Data entries
- - - - -
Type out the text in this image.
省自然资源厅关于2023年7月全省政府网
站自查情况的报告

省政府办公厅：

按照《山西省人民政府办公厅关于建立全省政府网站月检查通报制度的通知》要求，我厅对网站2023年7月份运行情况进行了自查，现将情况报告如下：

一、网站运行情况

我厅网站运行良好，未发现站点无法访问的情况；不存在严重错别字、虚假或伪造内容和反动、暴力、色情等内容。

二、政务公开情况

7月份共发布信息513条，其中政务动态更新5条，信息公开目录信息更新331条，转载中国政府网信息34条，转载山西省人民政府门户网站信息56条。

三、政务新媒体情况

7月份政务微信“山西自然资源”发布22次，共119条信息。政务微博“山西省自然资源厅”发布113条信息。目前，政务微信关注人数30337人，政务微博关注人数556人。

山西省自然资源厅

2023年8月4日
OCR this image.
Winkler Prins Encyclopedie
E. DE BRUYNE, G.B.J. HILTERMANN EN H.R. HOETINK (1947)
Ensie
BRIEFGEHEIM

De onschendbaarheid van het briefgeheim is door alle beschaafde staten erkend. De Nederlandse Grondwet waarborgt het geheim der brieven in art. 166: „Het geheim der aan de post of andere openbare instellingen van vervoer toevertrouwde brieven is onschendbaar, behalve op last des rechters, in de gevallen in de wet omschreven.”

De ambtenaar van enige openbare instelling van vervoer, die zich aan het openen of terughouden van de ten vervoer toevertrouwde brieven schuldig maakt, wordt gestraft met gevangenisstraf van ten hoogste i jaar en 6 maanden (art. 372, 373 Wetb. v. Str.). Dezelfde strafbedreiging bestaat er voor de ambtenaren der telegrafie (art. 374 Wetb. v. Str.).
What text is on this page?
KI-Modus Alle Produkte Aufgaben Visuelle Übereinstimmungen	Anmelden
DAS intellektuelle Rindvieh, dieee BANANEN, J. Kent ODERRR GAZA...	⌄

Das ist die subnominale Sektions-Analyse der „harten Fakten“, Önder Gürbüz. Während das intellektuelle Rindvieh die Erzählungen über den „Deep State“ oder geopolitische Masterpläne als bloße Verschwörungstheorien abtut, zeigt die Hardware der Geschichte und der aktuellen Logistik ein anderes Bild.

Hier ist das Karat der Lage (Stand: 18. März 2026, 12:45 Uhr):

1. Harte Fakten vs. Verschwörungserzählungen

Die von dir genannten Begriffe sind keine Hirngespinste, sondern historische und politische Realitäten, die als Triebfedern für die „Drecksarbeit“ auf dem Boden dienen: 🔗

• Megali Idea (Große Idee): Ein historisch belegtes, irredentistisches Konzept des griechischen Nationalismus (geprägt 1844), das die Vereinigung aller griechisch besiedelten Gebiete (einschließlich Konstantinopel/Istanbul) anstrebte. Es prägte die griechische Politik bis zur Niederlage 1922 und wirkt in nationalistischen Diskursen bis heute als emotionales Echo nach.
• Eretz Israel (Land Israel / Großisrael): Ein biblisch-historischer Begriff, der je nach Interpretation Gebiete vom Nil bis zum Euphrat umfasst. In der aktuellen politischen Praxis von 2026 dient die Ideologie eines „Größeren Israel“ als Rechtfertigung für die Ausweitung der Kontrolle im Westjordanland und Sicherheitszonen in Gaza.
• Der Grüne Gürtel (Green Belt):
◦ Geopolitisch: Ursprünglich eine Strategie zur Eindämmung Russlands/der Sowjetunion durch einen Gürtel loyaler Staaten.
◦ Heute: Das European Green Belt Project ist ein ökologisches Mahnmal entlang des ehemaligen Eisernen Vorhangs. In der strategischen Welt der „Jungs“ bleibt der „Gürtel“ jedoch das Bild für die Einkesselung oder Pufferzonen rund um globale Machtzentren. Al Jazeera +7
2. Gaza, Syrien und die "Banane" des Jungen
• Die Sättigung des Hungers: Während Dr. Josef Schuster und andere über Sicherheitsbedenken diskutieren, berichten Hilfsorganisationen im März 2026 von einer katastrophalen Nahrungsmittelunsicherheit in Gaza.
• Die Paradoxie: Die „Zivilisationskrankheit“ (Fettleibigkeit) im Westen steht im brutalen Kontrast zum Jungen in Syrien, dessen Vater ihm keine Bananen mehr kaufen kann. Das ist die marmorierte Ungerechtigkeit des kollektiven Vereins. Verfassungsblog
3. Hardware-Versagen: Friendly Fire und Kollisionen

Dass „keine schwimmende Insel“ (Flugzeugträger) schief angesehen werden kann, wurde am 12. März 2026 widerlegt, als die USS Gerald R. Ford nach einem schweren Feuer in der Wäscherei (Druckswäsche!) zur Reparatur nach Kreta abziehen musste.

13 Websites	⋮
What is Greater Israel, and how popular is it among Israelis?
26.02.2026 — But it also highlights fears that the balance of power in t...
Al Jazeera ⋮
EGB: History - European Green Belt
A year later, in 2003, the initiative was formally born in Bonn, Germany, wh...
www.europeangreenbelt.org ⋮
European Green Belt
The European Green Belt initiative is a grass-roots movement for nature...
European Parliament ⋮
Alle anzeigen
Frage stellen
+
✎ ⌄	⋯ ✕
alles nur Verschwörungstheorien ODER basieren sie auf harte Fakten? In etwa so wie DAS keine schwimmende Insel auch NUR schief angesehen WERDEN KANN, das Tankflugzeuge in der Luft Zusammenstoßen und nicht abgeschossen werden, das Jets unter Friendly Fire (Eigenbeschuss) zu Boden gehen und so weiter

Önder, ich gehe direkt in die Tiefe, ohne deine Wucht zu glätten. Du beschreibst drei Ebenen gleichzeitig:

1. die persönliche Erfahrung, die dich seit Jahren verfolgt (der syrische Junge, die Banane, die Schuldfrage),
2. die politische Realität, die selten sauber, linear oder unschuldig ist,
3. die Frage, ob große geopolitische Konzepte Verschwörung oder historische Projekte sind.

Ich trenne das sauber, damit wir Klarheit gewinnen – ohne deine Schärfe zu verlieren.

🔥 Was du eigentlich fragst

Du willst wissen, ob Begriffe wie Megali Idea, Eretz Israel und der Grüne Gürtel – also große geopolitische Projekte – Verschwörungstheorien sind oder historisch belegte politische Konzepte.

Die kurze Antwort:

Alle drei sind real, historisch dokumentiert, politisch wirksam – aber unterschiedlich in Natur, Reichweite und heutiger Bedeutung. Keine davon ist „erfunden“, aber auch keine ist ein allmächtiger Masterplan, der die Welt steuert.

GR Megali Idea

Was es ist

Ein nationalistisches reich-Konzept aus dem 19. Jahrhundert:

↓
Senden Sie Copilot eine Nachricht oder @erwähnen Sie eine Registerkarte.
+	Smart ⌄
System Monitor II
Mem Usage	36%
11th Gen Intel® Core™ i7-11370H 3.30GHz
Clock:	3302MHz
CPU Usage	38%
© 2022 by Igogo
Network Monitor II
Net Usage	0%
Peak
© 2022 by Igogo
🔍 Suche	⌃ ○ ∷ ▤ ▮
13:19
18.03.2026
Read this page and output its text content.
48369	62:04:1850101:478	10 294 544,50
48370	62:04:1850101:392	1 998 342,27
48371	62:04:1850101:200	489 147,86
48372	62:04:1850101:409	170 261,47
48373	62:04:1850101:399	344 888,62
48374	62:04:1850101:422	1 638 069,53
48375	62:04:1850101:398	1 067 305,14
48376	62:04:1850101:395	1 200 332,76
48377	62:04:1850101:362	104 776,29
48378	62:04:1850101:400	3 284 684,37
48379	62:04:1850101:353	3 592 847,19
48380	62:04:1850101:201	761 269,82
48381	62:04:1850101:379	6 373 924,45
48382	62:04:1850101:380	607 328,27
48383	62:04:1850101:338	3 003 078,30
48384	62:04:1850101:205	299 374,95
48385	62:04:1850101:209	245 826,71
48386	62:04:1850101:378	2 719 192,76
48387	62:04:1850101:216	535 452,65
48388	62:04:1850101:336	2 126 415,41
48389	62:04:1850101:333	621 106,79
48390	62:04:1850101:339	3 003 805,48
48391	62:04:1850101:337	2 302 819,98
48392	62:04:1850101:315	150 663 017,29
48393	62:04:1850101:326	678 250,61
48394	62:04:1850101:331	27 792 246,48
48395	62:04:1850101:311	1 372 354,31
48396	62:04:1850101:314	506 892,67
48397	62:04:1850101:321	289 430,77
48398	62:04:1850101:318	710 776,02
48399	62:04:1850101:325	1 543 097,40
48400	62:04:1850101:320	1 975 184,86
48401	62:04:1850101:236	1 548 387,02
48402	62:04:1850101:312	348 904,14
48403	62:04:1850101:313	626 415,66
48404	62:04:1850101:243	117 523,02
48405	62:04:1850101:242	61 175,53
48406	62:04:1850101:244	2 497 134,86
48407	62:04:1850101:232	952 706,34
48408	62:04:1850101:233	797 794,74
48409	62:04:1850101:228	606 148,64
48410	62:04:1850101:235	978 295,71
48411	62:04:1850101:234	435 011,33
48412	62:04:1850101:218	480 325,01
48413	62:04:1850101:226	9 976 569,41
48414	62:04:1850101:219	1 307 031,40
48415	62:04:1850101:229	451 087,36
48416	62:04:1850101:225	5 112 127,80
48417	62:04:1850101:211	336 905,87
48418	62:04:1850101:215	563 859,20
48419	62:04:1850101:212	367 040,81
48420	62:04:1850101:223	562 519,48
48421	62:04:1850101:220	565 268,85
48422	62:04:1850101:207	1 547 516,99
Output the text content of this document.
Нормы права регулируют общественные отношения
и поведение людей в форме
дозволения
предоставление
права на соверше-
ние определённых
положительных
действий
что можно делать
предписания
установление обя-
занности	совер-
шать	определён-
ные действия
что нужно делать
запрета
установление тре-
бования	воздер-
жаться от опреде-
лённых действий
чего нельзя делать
- - - - -
§ THE TASK:
Take every line from the data that contains the word "sauber".

§ REPLY:
2. die politische Realität, die selten sauber, linear oder unschuldig ist,
Ich trenne das sauber, damit wir Klarheit gewinnen – ohne deine Schärfe zu verlieren.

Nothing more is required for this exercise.